* **TASK OBJECTIVE**: Retype everything from the start of the material down to the line containing "143, 1277, 760]", keeping every character unchanged.

* **DATA SHOWN**:
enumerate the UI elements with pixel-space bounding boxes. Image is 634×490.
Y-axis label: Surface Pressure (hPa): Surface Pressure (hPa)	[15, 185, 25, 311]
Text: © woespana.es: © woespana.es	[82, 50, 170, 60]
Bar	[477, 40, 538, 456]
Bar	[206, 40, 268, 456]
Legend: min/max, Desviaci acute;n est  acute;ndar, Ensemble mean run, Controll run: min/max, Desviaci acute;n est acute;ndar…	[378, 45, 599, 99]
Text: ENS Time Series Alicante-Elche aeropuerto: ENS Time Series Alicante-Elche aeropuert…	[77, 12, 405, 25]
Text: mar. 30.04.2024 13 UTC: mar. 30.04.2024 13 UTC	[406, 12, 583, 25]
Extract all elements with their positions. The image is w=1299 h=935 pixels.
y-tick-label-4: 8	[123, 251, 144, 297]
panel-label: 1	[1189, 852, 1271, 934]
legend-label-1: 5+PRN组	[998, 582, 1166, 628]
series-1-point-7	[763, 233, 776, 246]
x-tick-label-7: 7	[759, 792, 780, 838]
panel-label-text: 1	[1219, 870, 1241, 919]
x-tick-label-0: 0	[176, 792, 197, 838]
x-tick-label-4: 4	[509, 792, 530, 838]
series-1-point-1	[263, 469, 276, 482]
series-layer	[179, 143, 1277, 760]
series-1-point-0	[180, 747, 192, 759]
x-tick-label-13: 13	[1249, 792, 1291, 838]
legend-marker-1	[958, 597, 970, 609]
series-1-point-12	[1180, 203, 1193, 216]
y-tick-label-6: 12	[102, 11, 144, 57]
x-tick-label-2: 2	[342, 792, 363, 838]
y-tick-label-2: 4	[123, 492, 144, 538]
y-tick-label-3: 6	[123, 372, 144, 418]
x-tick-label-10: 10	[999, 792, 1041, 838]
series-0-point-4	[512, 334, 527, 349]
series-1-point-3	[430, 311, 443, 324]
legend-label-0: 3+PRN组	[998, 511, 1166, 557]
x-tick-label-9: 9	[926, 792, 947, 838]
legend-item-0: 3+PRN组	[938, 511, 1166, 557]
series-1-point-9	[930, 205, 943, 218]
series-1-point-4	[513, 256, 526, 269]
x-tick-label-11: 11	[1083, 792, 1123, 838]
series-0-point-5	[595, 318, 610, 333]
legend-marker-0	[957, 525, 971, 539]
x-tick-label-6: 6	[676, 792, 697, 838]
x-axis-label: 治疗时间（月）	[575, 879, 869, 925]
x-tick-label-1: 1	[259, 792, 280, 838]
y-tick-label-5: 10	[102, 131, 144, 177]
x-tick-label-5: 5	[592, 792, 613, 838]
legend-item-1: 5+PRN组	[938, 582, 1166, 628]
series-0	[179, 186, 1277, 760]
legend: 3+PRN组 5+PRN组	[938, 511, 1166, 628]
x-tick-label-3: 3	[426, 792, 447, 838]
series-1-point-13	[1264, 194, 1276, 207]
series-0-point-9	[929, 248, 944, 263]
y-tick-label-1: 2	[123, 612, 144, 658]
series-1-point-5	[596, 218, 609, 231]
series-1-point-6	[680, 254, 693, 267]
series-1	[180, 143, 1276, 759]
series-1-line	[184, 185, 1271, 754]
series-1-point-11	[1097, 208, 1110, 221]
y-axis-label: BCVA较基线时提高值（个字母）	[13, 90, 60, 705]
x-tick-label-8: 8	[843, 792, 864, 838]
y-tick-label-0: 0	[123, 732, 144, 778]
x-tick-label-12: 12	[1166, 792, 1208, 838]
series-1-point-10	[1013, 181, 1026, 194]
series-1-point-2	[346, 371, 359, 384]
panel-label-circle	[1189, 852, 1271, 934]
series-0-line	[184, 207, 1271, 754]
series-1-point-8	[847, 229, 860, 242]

* **RESULT OF THE EXERCISE**:
enumerate the UI elements with pixel-space bounding boxes. Image is 634×490.
Y-axis label: Surface Pressure (hPa): Surface Pressure (hPa)	[15, 185, 25, 311]
Text: © woespana.es: © woespana.es	[82, 50, 170, 60]
Bar	[477, 40, 538, 456]
Bar	[206, 40, 268, 456]
Legend: min/max, Desviaci acute;n est  acute;ndar, Ensemble mean run, Controll run: min/max, Desviaci acute;n est acute;ndar…	[378, 45, 599, 99]
Text: ENS Time Series Alicante-Elche aeropuerto: ENS Time Series Alicante-Elche aeropuert…	[77, 12, 405, 25]
Text: mar. 30.04.2024 13 UTC: mar. 30.04.2024 13 UTC	[406, 12, 583, 25]
Extract all elements with their positions. The image is w=1299 h=935 pixels.
y-tick-label-4: 8	[123, 251, 144, 297]
panel-label: 1	[1189, 852, 1271, 934]
legend-label-1: 5+PRN组	[998, 582, 1166, 628]
series-1-point-7	[763, 233, 776, 246]
x-tick-label-7: 7	[759, 792, 780, 838]
panel-label-text: 1	[1219, 870, 1241, 919]
x-tick-label-0: 0	[176, 792, 197, 838]
x-tick-label-4: 4	[509, 792, 530, 838]
series-1-point-1	[263, 469, 276, 482]
series-layer	[179, 143, 1277, 760]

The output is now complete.